WHAT IS EXPECTED:
Print the part of the National Park Inn history starting with "The National Park Service, meanwhile, put" and going on through "National Park Inn.", word for word.

EXTRACT:
________________________________________
A bit of a boom came to the National Park Inn in the mid 1920s when the Park Service agreed to open the road as far as Longmire for winter sports. The Inn quietly tested winter operations for the first year, then opened winter weekends in 1925.
Winter operations in the mid to late 1920s were a full-fledged commitment by the RNPC. A tobaggan chute and ski jumps were built at Longmire, and dog teams and horses brought in for sled and sleigh ride concessions. Unfortunately the activities and Inn were only open on weekends, so employees had to be trucked in each Friday. The winter scene was a popular success and an economic failure. But it would prove to be the National Park Inn's last great moment as a leading hotel at Mount Rainier.
In June 1926 a kitchen flue fire deposited cinders onto the roof of the National Park Inn, and the 20 year old structure was soon ablaze. The original Inn and an adjacent structure were completely destroyed. The Annex, however, survived the conflagration with minimal damage. The Longmire legacy would live on.
While it would seem that the Rainier National Park Co. should've been thrilled to be rid of the Inn, there must've been more to the story. Whether it was to take advantage of bookings, or a negotiation to build the second lodge at Paradise, or both, the RNPC moved immediately to dress up the Annex to function as a replacement Inn.
History tells us that the Annex was remodeled and opened as The National Park Inn in less than a month. This involved removing office and gift shop walls to create a dining room, converting other offices to guest rooms, and adding a veranda to the front and a kitchen to the rear. Business proceeded, but with a fraction of the room count prior to the fire.
The National Park Service, meanwhile, put more resources into Longmire than nearly anywhere else at Mt. Rainier. Park headquarters and a sprawling campground were located near the Inn, and a terrific service station with a gasoline island was built in 1929. This fine example of parkitecture still stands adjacent to the Inn. During the 1930s, with the Civilian Conservation Corps seemingly at its disposal, the Longmire area saw a flurry of construction activity. It was during this time that the guest room interiors were remodeled at the National Park Inn.
Above, a service station in the "parkitecture" style was built in 1929. Although it stands empty today, the structure is protected. National Park Service photo.
________________________________________
RECORD SET:
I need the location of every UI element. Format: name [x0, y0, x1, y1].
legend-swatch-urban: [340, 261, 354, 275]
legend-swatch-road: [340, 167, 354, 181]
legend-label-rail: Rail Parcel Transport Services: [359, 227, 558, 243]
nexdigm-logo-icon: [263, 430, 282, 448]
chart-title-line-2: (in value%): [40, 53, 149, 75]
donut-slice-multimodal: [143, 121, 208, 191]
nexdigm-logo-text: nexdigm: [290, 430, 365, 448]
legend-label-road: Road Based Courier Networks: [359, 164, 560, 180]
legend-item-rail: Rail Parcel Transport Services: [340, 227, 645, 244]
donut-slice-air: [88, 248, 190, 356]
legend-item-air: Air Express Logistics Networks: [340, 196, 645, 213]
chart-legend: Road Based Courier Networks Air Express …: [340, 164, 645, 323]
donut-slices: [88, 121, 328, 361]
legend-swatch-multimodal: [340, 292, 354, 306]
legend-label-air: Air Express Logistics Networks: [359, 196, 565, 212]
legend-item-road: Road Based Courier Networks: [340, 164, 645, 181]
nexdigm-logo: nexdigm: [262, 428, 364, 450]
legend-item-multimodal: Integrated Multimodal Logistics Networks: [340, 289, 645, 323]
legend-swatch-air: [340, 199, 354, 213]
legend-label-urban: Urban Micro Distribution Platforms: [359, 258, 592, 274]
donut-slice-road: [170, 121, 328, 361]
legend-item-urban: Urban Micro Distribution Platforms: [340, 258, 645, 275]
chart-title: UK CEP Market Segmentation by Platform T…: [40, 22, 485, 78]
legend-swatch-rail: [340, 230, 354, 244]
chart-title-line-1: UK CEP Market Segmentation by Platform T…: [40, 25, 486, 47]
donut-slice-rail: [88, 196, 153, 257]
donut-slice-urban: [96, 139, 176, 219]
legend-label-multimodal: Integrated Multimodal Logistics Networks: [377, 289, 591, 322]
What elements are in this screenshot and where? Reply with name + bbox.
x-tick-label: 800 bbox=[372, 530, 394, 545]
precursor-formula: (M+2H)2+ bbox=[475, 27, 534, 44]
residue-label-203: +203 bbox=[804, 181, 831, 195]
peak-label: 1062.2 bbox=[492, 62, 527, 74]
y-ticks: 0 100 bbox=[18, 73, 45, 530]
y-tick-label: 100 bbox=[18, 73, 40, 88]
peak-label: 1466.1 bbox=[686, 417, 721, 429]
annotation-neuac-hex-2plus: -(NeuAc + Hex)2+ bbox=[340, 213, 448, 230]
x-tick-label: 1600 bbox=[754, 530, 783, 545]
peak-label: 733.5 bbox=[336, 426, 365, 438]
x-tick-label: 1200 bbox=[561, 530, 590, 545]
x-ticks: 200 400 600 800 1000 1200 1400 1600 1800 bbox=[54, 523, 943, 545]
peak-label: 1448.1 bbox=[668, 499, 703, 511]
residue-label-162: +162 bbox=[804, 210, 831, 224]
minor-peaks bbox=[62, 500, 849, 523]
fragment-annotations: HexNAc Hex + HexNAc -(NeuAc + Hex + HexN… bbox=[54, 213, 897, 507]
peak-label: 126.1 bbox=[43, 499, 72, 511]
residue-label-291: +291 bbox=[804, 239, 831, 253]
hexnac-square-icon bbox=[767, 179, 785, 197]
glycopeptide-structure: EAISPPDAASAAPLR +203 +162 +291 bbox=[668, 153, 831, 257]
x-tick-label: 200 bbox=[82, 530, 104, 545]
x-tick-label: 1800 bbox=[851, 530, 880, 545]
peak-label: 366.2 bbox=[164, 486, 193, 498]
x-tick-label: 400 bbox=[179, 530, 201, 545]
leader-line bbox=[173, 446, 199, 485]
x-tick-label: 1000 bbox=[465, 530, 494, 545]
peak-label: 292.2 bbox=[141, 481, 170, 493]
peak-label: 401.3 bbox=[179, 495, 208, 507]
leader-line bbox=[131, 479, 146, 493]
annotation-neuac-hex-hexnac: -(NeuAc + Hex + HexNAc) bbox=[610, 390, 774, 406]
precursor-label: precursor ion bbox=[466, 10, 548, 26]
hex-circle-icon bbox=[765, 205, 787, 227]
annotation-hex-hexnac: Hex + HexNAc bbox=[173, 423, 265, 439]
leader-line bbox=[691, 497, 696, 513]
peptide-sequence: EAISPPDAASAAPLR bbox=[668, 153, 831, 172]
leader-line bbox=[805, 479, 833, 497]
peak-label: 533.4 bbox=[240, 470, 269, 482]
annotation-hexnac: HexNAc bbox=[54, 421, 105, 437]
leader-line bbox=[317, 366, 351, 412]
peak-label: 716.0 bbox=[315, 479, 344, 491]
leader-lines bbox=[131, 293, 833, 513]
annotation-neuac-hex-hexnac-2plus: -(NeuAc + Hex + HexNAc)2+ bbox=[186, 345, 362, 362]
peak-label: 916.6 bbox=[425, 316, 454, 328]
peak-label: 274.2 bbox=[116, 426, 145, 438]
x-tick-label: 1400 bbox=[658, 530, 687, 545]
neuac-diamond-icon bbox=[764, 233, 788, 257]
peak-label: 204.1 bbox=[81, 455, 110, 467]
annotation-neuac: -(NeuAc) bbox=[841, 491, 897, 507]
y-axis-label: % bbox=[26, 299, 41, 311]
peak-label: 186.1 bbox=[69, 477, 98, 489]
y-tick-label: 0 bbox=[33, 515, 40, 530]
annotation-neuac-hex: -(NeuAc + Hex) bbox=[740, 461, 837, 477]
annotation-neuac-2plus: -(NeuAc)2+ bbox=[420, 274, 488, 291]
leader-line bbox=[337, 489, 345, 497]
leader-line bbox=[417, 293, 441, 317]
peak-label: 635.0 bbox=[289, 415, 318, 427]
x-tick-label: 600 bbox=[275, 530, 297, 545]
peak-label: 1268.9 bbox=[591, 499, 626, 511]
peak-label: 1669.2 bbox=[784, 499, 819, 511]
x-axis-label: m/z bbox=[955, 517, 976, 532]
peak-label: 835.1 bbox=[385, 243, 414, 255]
________________________________________
REPLY TO THE TASK:
The National Park Service, meanwhile, put more resources into Longmire than nearly anywhere else at Mt. Rainier. Park headquarters and a sprawling campground were located near the Inn, and a terrific service station with a gasoline island was built in 1929. This fine example of parkitecture still stands adjacent to the Inn. During the 1930s, with the Civilian Conservation Corps seemingly at its disposal, the Longmire area saw a flurry of construction activity. It was during this time that the guest room interiors were remodeled at the National Park Inn.